Activity:
Every entry must be repeated exactly in the answer.

Provided material:
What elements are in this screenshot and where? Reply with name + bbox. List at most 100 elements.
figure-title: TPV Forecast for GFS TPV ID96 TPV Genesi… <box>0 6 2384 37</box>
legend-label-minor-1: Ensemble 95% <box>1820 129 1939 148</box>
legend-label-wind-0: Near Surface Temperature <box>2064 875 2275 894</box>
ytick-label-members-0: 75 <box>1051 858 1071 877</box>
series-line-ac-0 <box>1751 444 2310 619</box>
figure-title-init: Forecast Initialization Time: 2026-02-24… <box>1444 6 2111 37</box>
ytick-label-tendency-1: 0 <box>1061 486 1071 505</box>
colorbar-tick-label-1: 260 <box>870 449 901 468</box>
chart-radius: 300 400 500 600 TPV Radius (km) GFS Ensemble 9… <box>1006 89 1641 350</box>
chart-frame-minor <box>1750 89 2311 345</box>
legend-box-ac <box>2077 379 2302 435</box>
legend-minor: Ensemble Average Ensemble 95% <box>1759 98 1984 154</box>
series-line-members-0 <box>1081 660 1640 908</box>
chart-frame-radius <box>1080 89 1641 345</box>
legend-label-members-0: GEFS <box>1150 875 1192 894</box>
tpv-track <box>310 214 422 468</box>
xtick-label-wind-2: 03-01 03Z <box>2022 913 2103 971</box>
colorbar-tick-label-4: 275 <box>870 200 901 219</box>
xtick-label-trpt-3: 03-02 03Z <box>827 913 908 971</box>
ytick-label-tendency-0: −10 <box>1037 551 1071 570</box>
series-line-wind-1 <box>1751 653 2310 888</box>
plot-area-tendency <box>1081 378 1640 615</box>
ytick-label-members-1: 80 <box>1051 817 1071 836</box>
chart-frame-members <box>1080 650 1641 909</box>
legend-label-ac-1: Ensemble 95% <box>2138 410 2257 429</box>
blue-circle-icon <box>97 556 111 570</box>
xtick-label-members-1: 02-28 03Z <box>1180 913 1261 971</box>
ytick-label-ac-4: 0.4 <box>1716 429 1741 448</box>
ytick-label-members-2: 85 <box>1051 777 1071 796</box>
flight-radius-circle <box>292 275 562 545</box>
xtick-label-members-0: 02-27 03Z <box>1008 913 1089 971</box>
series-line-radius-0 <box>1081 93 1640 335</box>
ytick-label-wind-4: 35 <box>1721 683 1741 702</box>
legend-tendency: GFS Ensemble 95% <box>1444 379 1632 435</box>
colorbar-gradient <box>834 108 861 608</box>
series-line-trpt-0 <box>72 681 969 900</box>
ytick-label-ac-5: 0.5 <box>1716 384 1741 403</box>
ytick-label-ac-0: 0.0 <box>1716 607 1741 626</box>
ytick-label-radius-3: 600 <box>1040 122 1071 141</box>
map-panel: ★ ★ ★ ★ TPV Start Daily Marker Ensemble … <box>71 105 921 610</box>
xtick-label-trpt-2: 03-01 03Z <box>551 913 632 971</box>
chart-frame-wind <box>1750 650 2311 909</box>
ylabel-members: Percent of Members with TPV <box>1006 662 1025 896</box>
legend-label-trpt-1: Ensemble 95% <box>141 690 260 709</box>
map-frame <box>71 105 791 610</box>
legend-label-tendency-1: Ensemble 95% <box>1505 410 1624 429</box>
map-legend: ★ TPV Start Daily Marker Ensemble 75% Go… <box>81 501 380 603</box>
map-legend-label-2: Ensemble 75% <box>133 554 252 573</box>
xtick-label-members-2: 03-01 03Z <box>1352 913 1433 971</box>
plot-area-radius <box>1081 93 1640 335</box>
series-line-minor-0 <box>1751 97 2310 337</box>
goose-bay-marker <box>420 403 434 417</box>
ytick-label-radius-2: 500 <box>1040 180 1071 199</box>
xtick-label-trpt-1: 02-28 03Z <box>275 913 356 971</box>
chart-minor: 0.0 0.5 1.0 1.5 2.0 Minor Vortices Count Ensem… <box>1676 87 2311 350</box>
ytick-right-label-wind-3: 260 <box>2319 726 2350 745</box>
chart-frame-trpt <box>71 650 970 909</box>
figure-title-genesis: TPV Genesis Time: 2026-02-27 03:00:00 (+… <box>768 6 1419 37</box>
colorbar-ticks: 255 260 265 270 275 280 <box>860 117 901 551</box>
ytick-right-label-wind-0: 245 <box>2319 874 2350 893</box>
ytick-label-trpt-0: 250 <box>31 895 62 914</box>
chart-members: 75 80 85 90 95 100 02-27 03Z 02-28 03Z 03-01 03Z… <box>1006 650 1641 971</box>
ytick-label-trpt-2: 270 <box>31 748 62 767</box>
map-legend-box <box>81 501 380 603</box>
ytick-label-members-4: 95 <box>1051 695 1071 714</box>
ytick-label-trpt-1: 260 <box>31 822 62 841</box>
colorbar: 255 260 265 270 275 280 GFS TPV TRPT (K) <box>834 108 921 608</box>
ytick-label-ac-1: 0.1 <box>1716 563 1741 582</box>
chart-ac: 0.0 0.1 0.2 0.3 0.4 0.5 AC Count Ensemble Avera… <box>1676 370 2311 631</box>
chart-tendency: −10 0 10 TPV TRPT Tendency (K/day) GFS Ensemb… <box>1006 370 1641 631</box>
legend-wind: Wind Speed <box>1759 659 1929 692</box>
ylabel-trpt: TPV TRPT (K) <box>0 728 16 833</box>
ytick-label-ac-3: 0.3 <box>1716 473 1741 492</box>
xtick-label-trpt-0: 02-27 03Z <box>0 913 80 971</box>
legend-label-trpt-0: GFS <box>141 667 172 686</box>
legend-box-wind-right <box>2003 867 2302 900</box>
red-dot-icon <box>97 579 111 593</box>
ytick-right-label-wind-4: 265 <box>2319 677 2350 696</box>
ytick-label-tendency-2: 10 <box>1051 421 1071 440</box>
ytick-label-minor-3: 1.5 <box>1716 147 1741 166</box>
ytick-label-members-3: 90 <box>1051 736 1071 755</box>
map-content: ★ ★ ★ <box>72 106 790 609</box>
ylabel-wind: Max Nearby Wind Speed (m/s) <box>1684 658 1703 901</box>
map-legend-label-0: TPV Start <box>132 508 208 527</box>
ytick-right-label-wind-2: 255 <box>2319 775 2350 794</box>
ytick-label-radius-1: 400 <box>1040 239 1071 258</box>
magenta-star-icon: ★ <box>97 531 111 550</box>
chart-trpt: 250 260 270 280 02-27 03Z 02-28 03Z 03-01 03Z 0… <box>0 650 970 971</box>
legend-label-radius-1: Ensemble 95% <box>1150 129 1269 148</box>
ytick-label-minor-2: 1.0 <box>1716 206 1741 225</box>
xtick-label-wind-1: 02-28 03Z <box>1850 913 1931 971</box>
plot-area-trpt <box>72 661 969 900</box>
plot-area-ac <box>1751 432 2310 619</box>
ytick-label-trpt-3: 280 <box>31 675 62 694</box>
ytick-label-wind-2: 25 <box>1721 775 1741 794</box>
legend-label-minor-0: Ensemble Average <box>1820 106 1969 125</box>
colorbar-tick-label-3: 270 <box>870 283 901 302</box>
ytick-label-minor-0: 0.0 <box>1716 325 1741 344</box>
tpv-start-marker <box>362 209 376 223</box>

Expected answer:
What elements are in this screenshot and where? Reply with name + bbox. List at most 100 elements.
figure-title: TPV Forecast for GFS TPV ID96 TPV Genesi… <box>0 6 2384 37</box>
legend-label-minor-1: Ensemble 95% <box>1820 129 1939 148</box>
legend-label-wind-0: Near Surface Temperature <box>2064 875 2275 894</box>
ytick-label-members-0: 75 <box>1051 858 1071 877</box>
series-line-ac-0 <box>1751 444 2310 619</box>
figure-title-init: Forecast Initialization Time: 2026-02-24… <box>1444 6 2111 37</box>
ytick-label-tendency-1: 0 <box>1061 486 1071 505</box>
colorbar-tick-label-1: 260 <box>870 449 901 468</box>
chart-radius: 300 400 500 600 TPV Radius (km) GFS Ensemble 9… <box>1006 89 1641 350</box>
chart-frame-minor <box>1750 89 2311 345</box>
legend-box-ac <box>2077 379 2302 435</box>
legend-minor: Ensemble Average Ensemble 95% <box>1759 98 1984 154</box>
series-line-members-0 <box>1081 660 1640 908</box>
chart-frame-radius <box>1080 89 1641 345</box>
legend-label-members-0: GEFS <box>1150 875 1192 894</box>
tpv-track <box>310 214 422 468</box>
xtick-label-wind-2: 03-01 03Z <box>2022 913 2103 971</box>
colorbar-tick-label-4: 275 <box>870 200 901 219</box>
xtick-label-trpt-3: 03-02 03Z <box>827 913 908 971</box>
ytick-label-tendency-0: −10 <box>1037 551 1071 570</box>
series-line-wind-1 <box>1751 653 2310 888</box>
plot-area-tendency <box>1081 378 1640 615</box>
ytick-label-members-1: 80 <box>1051 817 1071 836</box>
chart-frame-members <box>1080 650 1641 909</box>
legend-label-ac-1: Ensemble 95% <box>2138 410 2257 429</box>
blue-circle-icon <box>97 556 111 570</box>
xtick-label-members-1: 02-28 03Z <box>1180 913 1261 971</box>
ytick-label-ac-4: 0.4 <box>1716 429 1741 448</box>
ytick-label-members-2: 85 <box>1051 777 1071 796</box>
flight-radius-circle <box>292 275 562 545</box>
xtick-label-members-0: 02-27 03Z <box>1008 913 1089 971</box>
series-line-radius-0 <box>1081 93 1640 335</box>
ytick-label-wind-4: 35 <box>1721 683 1741 702</box>
legend-tendency: GFS Ensemble 95% <box>1444 379 1632 435</box>
colorbar-gradient <box>834 108 861 608</box>
series-line-trpt-0 <box>72 681 969 900</box>
ytick-label-ac-5: 0.5 <box>1716 384 1741 403</box>
ytick-label-ac-0: 0.0 <box>1716 607 1741 626</box>
ytick-label-radius-3: 600 <box>1040 122 1071 141</box>
map-panel: ★ ★ ★ ★ TPV Start Daily Marker Ensemble … <box>71 105 921 610</box>
xtick-label-trpt-2: 03-01 03Z <box>551 913 632 971</box>
chart-frame-wind <box>1750 650 2311 909</box>
ylabel-members: Percent of Members with TPV <box>1006 662 1025 896</box>
legend-label-trpt-1: Ensemble 95% <box>141 690 260 709</box>
map-frame <box>71 105 791 610</box>
legend-label-tendency-1: Ensemble 95% <box>1505 410 1624 429</box>
map-legend: ★ TPV Start Daily Marker Ensemble 75% Go… <box>81 501 380 603</box>
map-legend-label-2: Ensemble 75% <box>133 554 252 573</box>
xtick-label-members-2: 03-01 03Z <box>1352 913 1433 971</box>
plot-area-radius <box>1081 93 1640 335</box>
series-line-minor-0 <box>1751 97 2310 337</box>
goose-bay-marker <box>420 403 434 417</box>
ytick-label-radius-2: 500 <box>1040 180 1071 199</box>
xtick-label-trpt-1: 02-28 03Z <box>275 913 356 971</box>
chart-minor: 0.0 0.5 1.0 1.5 2.0 Minor Vortices Count Ensem… <box>1676 87 2311 350</box>
ytick-right-label-wind-3: 260 <box>2319 726 2350 745</box>
chart-frame-trpt <box>71 650 970 909</box>
figure-title-genesis: TPV Genesis Time: 2026-02-27 03:00:00 (+… <box>768 6 1419 37</box>
colorbar-ticks: 255 260 265 270 275 280 <box>860 117 901 551</box>
ytick-right-label-wind-0: 245 <box>2319 874 2350 893</box>
ytick-label-trpt-0: 250 <box>31 895 62 914</box>
chart-members: 75 80 85 90 95 100 02-27 03Z 02-28 03Z 03-01 03Z… <box>1006 650 1641 971</box>
ytick-label-trpt-2: 270 <box>31 748 62 767</box>
map-legend-box <box>81 501 380 603</box>
ytick-label-members-4: 95 <box>1051 695 1071 714</box>
ytick-label-trpt-1: 260 <box>31 822 62 841</box>
colorbar: 255 260 265 270 275 280 GFS TPV TRPT (K) <box>834 108 921 608</box>
ytick-label-ac-1: 0.1 <box>1716 563 1741 582</box>
chart-ac: 0.0 0.1 0.2 0.3 0.4 0.5 AC Count Ensemble Avera… <box>1676 370 2311 631</box>
chart-tendency: −10 0 10 TPV TRPT Tendency (K/day) GFS Ensemb… <box>1006 370 1641 631</box>
legend-wind: Wind Speed <box>1759 659 1929 692</box>
ylabel-trpt: TPV TRPT (K) <box>0 728 16 833</box>
ytick-label-ac-3: 0.3 <box>1716 473 1741 492</box>
xtick-label-trpt-0: 02-27 03Z <box>0 913 80 971</box>
legend-label-trpt-0: GFS <box>141 667 172 686</box>
legend-box-wind-right <box>2003 867 2302 900</box>
red-dot-icon <box>97 579 111 593</box>
ytick-right-label-wind-4: 265 <box>2319 677 2350 696</box>
ytick-label-tendency-2: 10 <box>1051 421 1071 440</box>
ytick-label-minor-3: 1.5 <box>1716 147 1741 166</box>
ytick-label-members-3: 90 <box>1051 736 1071 755</box>
map-content: ★ ★ ★ <box>72 106 790 609</box>
ylabel-wind: Max Nearby Wind Speed (m/s) <box>1684 658 1703 901</box>
map-legend-label-0: TPV Start <box>132 508 208 527</box>
ytick-right-label-wind-2: 255 <box>2319 775 2350 794</box>
ytick-label-radius-1: 400 <box>1040 239 1071 258</box>
magenta-star-icon: ★ <box>97 531 111 550</box>
chart-trpt: 250 260 270 280 02-27 03Z 02-28 03Z 03-01 03Z 0… <box>0 650 970 971</box>
legend-label-radius-1: Ensemble 95% <box>1150 129 1269 148</box>
ytick-label-minor-2: 1.0 <box>1716 206 1741 225</box>
xtick-label-wind-1: 02-28 03Z <box>1850 913 1931 971</box>
plot-area-trpt <box>72 661 969 900</box>
plot-area-ac <box>1751 432 2310 619</box>
ytick-label-trpt-3: 280 <box>31 675 62 694</box>
ytick-label-wind-2: 25 <box>1721 775 1741 794</box>
legend-label-minor-0: Ensemble Average <box>1820 106 1969 125</box>
colorbar-tick-label-3: 270 <box>870 283 901 302</box>
ytick-label-minor-0: 0.0 <box>1716 325 1741 344</box>
tpv-start-marker <box>362 209 376 223</box>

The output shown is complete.